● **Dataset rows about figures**
╭──
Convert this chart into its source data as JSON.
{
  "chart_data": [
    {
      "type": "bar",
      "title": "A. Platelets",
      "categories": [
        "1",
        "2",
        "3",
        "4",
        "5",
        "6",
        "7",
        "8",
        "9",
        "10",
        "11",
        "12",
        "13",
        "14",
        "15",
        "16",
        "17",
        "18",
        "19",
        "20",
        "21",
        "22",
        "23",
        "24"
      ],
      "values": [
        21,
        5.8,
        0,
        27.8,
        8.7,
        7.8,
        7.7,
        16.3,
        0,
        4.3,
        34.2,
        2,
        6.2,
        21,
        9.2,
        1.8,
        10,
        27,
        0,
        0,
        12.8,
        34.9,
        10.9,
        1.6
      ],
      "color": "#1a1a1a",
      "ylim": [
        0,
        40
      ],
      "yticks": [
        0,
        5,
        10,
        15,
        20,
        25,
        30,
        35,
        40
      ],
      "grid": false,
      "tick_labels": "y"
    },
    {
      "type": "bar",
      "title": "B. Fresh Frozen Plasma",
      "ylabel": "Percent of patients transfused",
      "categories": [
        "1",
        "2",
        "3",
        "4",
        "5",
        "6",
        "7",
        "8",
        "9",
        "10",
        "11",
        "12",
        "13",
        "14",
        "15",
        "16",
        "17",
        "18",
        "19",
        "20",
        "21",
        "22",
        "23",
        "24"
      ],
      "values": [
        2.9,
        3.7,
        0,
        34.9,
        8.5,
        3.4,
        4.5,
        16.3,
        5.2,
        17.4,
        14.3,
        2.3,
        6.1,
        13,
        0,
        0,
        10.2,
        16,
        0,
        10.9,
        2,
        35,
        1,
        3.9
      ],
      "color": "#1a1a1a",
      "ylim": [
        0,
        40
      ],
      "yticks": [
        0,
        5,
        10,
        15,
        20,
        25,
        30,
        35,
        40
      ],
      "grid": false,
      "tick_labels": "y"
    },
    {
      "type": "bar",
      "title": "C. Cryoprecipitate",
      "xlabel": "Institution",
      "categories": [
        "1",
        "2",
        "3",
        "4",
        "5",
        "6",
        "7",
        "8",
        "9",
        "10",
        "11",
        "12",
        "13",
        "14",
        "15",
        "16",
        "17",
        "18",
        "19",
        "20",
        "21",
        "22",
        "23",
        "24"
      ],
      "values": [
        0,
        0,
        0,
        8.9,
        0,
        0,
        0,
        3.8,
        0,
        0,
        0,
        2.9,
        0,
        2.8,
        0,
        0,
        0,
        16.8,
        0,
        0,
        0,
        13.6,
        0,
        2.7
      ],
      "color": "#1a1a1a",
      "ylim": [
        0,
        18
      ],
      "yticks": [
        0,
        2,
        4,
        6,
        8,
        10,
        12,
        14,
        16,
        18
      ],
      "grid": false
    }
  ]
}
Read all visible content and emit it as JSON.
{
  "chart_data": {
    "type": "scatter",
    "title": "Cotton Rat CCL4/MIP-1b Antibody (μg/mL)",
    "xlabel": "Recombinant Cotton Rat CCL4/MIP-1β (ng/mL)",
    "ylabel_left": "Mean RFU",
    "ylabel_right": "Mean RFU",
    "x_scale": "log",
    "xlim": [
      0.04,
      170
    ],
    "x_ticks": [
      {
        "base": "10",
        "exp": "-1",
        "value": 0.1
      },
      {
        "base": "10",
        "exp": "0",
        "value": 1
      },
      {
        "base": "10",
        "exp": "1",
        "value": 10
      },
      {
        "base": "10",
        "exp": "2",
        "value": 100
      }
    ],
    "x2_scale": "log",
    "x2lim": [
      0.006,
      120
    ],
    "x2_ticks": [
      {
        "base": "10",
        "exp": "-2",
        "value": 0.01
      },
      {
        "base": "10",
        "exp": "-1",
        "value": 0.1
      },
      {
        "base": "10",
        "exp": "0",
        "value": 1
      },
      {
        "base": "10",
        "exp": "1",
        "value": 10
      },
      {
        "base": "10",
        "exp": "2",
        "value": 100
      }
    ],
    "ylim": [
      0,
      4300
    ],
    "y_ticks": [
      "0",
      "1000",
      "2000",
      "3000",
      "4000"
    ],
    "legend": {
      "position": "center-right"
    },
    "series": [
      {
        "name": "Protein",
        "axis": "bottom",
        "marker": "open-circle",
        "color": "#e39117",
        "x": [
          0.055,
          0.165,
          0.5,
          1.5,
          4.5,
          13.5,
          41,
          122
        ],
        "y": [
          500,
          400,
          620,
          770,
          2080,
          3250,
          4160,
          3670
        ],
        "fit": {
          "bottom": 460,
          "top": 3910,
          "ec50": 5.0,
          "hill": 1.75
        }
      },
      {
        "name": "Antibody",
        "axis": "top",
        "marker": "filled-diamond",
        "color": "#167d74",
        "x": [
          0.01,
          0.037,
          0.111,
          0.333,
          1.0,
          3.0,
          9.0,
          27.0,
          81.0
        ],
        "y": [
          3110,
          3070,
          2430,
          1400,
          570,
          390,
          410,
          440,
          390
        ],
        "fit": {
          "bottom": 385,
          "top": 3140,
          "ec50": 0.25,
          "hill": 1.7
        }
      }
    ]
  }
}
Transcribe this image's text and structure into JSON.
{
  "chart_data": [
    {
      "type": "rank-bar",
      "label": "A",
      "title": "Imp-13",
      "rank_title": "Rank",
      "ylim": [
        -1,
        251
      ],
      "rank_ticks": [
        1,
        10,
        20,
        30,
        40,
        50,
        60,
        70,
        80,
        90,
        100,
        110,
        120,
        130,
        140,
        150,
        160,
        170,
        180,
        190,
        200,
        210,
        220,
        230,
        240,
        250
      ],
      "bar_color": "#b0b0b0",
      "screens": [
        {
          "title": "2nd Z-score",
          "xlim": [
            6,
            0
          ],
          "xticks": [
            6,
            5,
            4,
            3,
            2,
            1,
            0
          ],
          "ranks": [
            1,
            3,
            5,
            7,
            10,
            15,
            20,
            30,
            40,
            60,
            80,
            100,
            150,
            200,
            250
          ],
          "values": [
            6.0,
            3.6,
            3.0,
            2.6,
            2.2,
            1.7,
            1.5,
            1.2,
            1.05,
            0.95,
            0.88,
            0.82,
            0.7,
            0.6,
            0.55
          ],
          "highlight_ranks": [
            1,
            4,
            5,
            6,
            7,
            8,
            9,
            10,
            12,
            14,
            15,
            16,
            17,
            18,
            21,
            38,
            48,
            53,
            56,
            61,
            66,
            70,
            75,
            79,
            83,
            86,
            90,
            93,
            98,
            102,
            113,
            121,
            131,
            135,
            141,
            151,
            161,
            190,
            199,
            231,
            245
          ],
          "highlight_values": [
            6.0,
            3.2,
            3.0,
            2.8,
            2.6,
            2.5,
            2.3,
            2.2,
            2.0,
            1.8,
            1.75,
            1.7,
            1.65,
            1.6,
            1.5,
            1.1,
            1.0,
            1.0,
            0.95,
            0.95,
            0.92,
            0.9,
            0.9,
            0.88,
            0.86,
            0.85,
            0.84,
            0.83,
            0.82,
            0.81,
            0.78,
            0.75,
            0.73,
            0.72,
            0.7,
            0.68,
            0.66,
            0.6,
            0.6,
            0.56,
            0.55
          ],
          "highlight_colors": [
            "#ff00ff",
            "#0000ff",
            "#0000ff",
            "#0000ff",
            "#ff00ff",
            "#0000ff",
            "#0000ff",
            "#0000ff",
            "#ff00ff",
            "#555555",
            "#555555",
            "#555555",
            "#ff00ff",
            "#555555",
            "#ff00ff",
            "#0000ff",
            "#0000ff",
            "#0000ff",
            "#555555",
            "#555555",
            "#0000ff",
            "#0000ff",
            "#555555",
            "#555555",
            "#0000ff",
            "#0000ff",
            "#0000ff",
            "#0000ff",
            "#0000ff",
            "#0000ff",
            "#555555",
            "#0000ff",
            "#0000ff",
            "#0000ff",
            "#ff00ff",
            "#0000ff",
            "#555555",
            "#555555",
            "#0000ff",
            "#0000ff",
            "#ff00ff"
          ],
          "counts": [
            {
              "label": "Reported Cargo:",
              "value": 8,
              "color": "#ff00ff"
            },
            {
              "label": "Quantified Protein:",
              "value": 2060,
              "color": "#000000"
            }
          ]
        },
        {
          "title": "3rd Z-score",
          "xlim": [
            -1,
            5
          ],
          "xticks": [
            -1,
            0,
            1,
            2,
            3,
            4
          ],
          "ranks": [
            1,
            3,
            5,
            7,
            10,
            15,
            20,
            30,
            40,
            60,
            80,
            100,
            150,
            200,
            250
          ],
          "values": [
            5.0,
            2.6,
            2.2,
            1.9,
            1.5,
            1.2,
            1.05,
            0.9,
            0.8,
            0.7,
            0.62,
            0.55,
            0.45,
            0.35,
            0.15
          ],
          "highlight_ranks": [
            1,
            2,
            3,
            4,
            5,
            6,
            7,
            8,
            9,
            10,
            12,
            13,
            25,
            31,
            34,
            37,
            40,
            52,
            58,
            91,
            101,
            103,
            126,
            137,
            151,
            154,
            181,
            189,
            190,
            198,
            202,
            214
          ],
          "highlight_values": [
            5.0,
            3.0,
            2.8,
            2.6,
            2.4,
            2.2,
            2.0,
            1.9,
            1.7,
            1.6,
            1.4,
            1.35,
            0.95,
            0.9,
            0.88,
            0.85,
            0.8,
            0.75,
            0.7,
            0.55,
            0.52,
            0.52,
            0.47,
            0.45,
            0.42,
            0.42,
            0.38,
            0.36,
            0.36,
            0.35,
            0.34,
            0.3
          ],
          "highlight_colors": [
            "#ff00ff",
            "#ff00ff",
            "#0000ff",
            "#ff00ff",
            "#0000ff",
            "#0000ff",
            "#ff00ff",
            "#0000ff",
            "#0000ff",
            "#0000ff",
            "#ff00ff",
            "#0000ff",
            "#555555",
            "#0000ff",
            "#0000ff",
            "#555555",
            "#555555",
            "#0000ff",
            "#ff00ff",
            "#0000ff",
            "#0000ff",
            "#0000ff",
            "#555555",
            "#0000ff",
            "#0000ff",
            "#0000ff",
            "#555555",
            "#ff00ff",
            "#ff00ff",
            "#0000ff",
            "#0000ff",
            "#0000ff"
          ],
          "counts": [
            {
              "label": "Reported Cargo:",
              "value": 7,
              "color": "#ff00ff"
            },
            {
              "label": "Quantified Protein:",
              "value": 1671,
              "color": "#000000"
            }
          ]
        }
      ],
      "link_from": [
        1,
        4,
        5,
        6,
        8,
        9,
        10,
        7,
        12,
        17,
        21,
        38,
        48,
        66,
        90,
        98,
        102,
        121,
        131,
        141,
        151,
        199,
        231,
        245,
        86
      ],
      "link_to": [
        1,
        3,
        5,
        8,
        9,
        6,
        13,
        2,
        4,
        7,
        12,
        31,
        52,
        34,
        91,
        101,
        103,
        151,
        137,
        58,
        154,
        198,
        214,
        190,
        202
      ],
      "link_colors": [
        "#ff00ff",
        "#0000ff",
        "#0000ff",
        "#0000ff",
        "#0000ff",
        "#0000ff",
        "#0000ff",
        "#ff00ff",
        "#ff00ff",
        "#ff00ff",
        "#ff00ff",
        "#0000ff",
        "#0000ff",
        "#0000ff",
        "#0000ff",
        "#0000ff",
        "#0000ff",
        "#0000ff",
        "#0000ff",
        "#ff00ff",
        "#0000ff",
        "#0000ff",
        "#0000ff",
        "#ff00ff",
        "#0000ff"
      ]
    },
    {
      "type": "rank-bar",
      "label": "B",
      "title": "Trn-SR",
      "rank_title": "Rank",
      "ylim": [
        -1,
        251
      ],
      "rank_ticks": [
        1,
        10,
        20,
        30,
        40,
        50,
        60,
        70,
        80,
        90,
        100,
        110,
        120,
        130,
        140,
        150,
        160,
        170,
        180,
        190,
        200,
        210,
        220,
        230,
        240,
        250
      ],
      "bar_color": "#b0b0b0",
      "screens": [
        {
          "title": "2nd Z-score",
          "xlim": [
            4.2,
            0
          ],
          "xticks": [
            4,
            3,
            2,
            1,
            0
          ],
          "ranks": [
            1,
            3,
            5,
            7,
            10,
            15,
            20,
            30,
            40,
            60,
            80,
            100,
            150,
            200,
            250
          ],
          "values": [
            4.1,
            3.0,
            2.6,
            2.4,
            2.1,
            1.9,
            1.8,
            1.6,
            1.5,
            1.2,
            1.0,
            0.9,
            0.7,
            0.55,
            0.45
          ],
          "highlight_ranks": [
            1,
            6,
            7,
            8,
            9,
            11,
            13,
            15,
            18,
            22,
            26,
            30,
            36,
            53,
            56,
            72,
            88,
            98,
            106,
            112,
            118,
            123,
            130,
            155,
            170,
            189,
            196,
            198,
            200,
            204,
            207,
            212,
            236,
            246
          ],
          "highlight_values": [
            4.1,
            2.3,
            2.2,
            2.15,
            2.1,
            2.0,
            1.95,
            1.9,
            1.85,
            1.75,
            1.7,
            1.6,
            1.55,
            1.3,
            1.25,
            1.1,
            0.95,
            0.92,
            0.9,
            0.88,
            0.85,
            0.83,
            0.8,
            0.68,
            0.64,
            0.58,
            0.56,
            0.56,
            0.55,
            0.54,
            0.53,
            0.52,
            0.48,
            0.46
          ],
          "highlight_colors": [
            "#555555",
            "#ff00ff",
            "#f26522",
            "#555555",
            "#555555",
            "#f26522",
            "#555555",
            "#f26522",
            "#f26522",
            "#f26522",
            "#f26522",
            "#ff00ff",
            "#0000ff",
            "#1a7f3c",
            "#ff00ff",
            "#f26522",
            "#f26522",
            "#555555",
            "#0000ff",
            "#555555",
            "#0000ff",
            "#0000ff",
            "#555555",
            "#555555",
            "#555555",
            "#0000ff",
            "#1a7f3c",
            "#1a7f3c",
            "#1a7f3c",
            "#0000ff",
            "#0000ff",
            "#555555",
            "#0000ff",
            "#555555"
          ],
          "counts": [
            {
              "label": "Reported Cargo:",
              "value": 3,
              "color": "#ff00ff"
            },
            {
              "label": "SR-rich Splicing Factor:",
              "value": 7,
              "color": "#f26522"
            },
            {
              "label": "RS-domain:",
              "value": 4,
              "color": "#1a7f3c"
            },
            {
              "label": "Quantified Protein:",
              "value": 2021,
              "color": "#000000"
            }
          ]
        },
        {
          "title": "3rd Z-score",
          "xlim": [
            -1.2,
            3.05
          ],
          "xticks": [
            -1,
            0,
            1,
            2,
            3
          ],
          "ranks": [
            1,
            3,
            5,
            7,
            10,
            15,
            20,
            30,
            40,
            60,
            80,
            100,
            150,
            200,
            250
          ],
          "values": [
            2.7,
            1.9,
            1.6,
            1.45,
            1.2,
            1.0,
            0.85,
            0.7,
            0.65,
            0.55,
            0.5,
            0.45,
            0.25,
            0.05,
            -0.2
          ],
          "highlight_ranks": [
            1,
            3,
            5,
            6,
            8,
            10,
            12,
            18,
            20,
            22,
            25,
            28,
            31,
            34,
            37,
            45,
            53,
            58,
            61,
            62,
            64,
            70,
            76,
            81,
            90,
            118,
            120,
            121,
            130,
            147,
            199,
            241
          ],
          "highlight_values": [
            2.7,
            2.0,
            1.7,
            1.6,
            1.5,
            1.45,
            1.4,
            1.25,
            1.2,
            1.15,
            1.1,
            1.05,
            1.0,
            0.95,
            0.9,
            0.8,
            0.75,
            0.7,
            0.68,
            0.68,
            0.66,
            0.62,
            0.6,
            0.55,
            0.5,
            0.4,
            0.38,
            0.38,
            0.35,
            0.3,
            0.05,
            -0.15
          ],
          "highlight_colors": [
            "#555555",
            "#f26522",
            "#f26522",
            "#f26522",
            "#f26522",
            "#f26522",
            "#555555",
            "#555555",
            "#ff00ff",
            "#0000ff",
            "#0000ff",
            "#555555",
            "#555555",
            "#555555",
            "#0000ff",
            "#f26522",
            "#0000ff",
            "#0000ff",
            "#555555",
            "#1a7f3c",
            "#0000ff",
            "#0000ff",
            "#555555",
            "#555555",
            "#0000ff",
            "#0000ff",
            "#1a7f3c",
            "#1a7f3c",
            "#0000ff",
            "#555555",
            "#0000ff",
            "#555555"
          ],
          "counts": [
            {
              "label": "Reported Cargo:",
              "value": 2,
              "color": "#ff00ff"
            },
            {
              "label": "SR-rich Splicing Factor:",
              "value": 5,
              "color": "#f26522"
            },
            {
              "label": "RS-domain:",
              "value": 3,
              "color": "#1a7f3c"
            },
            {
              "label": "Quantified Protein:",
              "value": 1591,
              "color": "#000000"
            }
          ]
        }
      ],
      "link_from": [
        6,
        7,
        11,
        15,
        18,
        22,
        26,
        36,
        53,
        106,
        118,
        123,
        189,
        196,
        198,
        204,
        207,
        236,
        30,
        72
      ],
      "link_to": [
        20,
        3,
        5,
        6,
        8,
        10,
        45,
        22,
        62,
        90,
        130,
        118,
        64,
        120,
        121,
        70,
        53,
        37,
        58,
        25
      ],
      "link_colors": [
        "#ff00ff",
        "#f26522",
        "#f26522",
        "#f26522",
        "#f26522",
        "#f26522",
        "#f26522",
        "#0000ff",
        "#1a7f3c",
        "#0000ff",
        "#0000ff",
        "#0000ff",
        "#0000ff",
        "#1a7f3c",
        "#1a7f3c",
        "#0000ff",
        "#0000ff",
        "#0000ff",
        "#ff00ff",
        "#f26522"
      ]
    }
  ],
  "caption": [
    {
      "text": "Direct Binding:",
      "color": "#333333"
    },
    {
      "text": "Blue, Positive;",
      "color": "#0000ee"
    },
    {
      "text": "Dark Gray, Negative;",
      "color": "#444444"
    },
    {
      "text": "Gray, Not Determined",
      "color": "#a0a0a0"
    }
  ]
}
╰──
● **EXERCISE PROMPT**
What is needed here is how many lines of the entries contain "marker"; give that number alone.

● **ANSWER BELOW**
2